▶ [YOUR INSTRUCTIONS] Go through the lines below. Copy those with "Labs".

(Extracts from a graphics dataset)
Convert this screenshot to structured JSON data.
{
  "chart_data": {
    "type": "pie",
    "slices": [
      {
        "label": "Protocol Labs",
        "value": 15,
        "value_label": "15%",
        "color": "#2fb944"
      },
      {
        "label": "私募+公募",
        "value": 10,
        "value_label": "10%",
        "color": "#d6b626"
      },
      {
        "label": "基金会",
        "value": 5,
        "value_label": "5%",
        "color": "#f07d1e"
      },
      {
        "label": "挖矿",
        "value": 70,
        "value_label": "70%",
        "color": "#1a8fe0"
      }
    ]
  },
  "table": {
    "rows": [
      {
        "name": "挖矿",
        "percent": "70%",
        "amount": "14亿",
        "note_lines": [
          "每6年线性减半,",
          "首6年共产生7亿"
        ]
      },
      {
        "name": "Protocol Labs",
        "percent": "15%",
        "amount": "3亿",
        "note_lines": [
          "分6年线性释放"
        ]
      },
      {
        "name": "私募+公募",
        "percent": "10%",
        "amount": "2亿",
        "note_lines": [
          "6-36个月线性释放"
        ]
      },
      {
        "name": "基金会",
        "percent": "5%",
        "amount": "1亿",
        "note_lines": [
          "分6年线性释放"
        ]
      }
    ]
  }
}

▶ [ANSWER TO THE PROBLEM]
        "label": "Protocol Labs",
        "name": "Protocol Labs",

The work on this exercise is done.